#### Written request
Search the material below for the string "arrows" and extract each line that has it.

#### Given entries
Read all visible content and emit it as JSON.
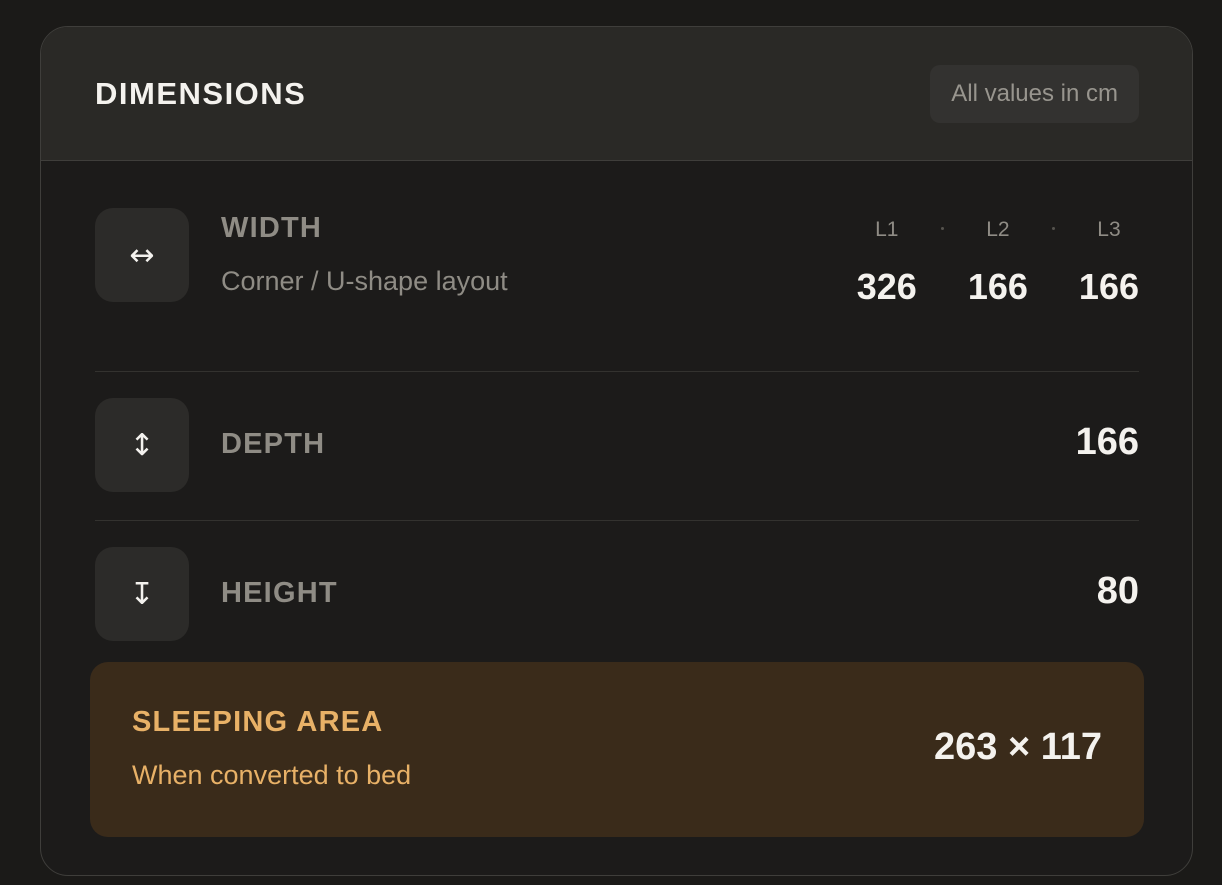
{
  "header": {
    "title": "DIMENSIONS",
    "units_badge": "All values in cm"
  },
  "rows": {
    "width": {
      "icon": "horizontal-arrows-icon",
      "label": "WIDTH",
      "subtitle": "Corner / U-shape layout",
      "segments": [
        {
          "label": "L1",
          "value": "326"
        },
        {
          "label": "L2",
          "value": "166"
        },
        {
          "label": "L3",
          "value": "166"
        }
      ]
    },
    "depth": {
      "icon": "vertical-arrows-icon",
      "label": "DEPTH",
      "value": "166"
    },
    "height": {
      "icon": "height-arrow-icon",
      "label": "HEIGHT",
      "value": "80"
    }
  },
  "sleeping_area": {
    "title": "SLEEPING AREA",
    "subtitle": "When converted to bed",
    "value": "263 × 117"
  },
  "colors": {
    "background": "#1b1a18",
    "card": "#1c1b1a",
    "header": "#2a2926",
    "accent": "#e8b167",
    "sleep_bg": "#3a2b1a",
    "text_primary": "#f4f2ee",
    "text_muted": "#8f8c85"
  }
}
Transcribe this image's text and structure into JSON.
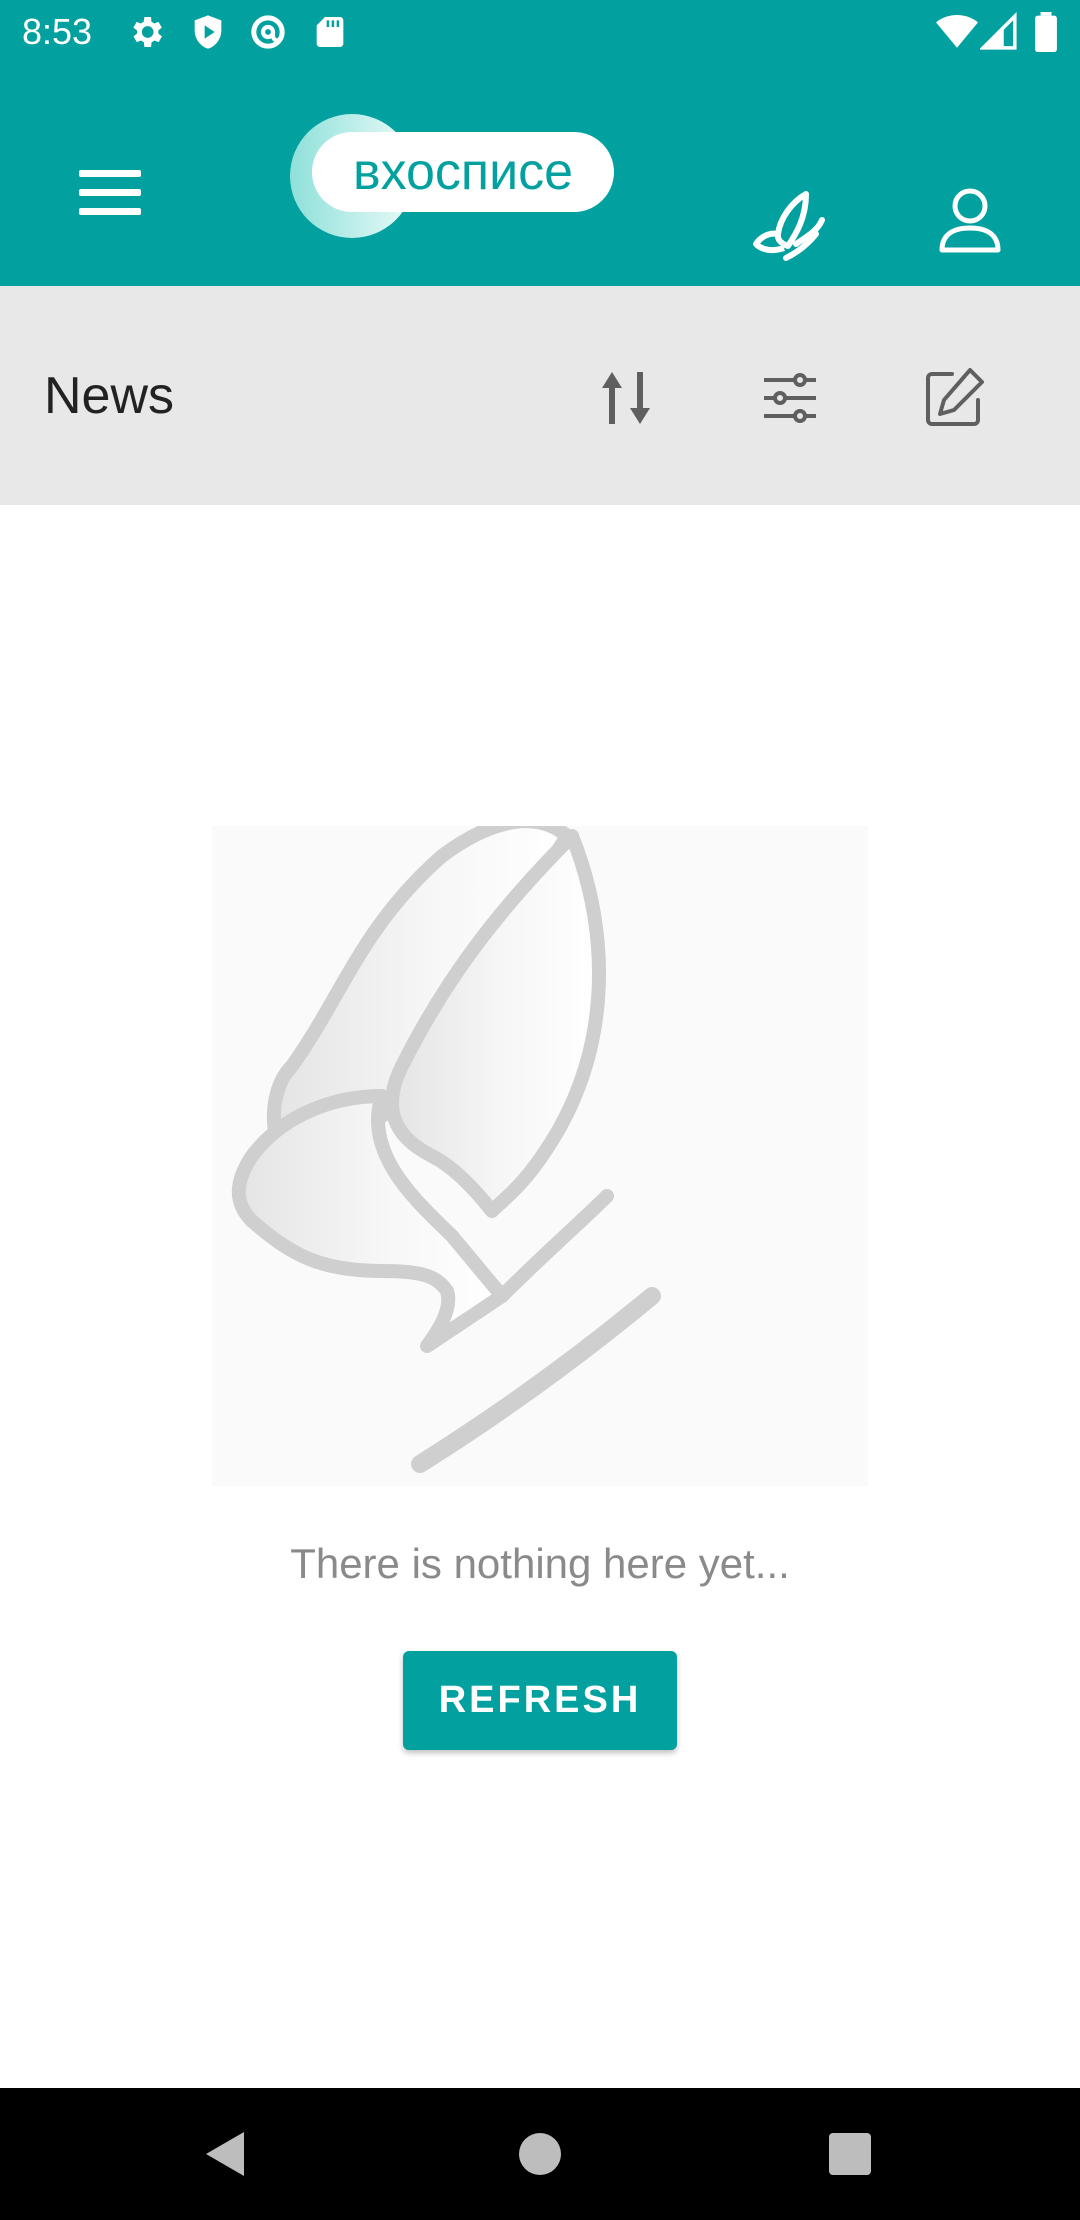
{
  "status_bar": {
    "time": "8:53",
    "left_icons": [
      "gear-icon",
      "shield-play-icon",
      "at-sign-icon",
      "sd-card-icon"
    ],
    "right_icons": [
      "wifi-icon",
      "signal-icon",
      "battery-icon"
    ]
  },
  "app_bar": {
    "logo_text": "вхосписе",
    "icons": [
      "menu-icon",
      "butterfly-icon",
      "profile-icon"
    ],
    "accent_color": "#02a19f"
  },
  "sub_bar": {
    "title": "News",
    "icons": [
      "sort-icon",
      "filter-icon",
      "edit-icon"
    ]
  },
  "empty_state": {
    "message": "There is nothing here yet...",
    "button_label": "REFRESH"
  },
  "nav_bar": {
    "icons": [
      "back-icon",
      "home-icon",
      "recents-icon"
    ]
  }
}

#### Reply to the task
      "icon": "horizontal-arrows-icon",
      "icon": "vertical-arrows-icon",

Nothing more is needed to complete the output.